REQUIREMENT: Make an exact copy of the lines, leaving the pictures out.

DATA SUPPLIED:
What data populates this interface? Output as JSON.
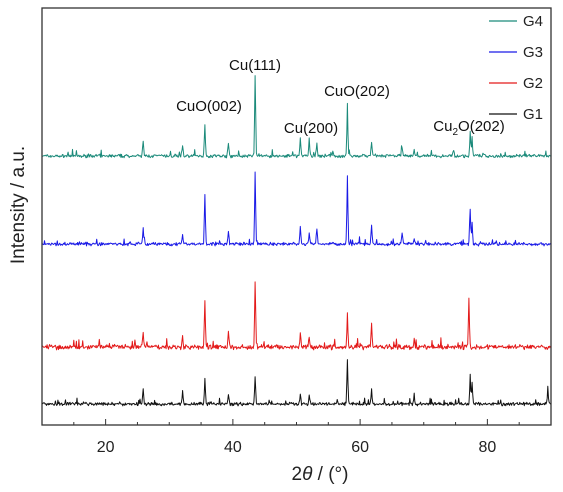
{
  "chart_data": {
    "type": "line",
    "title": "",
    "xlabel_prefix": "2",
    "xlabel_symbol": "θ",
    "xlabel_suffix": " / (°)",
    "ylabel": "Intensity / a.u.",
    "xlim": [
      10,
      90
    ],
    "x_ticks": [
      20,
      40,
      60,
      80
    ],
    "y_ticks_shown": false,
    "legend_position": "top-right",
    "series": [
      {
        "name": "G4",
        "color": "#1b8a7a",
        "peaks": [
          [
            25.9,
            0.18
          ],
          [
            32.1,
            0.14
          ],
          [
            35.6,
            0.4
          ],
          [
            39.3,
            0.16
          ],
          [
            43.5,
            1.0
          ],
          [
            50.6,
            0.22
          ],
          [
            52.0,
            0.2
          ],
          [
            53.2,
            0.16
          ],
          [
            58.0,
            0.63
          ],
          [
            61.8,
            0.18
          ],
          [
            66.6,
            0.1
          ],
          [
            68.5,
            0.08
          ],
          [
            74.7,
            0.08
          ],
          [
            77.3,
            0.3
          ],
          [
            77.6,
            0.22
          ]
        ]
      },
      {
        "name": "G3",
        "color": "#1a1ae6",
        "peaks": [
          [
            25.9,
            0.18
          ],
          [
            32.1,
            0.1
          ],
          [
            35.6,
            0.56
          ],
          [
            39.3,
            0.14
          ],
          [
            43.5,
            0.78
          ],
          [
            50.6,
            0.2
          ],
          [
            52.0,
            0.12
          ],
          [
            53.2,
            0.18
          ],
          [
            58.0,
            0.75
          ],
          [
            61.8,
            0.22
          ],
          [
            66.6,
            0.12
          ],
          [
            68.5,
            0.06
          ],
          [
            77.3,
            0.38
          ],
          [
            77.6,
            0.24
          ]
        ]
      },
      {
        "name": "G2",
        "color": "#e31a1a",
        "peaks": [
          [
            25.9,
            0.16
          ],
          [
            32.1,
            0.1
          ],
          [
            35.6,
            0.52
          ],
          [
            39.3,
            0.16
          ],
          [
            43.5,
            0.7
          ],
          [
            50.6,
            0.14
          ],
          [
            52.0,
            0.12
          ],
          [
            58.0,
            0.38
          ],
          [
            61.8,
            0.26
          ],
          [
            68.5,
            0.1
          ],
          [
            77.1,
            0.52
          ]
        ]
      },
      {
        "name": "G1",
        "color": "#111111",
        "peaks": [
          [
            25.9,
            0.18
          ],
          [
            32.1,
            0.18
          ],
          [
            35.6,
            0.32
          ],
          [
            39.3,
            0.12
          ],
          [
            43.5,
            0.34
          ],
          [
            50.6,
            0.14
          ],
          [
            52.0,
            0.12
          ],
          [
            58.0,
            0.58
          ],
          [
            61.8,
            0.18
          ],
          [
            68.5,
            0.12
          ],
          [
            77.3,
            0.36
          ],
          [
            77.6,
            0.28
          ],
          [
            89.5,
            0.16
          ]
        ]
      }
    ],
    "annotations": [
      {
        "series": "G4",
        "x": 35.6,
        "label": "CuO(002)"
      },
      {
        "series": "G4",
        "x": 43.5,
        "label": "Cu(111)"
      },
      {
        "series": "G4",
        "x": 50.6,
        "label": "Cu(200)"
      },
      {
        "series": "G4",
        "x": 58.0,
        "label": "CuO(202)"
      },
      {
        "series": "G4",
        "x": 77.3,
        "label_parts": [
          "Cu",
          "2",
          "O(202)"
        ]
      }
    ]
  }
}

COMPLETE OUTPUT:
What data populates this interface? Output as JSON.
{
  "chart_data": {
    "type": "line",
    "title": "",
    "xlabel_prefix": "2",
    "xlabel_symbol": "θ",
    "xlabel_suffix": " / (°)",
    "ylabel": "Intensity / a.u.",
    "xlim": [
      10,
      90
    ],
    "x_ticks": [
      20,
      40,
      60,
      80
    ],
    "y_ticks_shown": false,
    "legend_position": "top-right",
    "series": [
      {
        "name": "G4",
        "color": "#1b8a7a",
        "peaks": [
          [
            25.9,
            0.18
          ],
          [
            32.1,
            0.14
          ],
          [
            35.6,
            0.4
          ],
          [
            39.3,
            0.16
          ],
          [
            43.5,
            1.0
          ],
          [
            50.6,
            0.22
          ],
          [
            52.0,
            0.2
          ],
          [
            53.2,
            0.16
          ],
          [
            58.0,
            0.63
          ],
          [
            61.8,
            0.18
          ],
          [
            66.6,
            0.1
          ],
          [
            68.5,
            0.08
          ],
          [
            74.7,
            0.08
          ],
          [
            77.3,
            0.3
          ],
          [
            77.6,
            0.22
          ]
        ]
      },
      {
        "name": "G3",
        "color": "#1a1ae6",
        "peaks": [
          [
            25.9,
            0.18
          ],
          [
            32.1,
            0.1
          ],
          [
            35.6,
            0.56
          ],
          [
            39.3,
            0.14
          ],
          [
            43.5,
            0.78
          ],
          [
            50.6,
            0.2
          ],
          [
            52.0,
            0.12
          ],
          [
            53.2,
            0.18
          ],
          [
            58.0,
            0.75
          ],
          [
            61.8,
            0.22
          ],
          [
            66.6,
            0.12
          ],
          [
            68.5,
            0.06
          ],
          [
            77.3,
            0.38
          ],
          [
            77.6,
            0.24
          ]
        ]
      },
      {
        "name": "G2",
        "color": "#e31a1a",
        "peaks": [
          [
            25.9,
            0.16
          ],
          [
            32.1,
            0.1
          ],
          [
            35.6,
            0.52
          ],
          [
            39.3,
            0.16
          ],
          [
            43.5,
            0.7
          ],
          [
            50.6,
            0.14
          ],
          [
            52.0,
            0.12
          ],
          [
            58.0,
            0.38
          ],
          [
            61.8,
            0.26
          ],
          [
            68.5,
            0.1
          ],
          [
            77.1,
            0.52
          ]
        ]
      },
      {
        "name": "G1",
        "color": "#111111",
        "peaks": [
          [
            25.9,
            0.18
          ],
          [
            32.1,
            0.18
          ],
          [
            35.6,
            0.32
          ],
          [
            39.3,
            0.12
          ],
          [
            43.5,
            0.34
          ],
          [
            50.6,
            0.14
          ],
          [
            52.0,
            0.12
          ],
          [
            58.0,
            0.58
          ],
          [
            61.8,
            0.18
          ],
          [
            68.5,
            0.12
          ],
          [
            77.3,
            0.36
          ],
          [
            77.6,
            0.28
          ],
          [
            89.5,
            0.16
          ]
        ]
      }
    ],
    "annotations": [
      {
        "series": "G4",
        "x": 35.6,
        "label": "CuO(002)"
      },
      {
        "series": "G4",
        "x": 43.5,
        "label": "Cu(111)"
      },
      {
        "series": "G4",
        "x": 50.6,
        "label": "Cu(200)"
      },
      {
        "series": "G4",
        "x": 58.0,
        "label": "CuO(202)"
      },
      {
        "series": "G4",
        "x": 77.3,
        "label_parts": [
          "Cu",
          "2",
          "O(202)"
        ]
      }
    ]
  }
}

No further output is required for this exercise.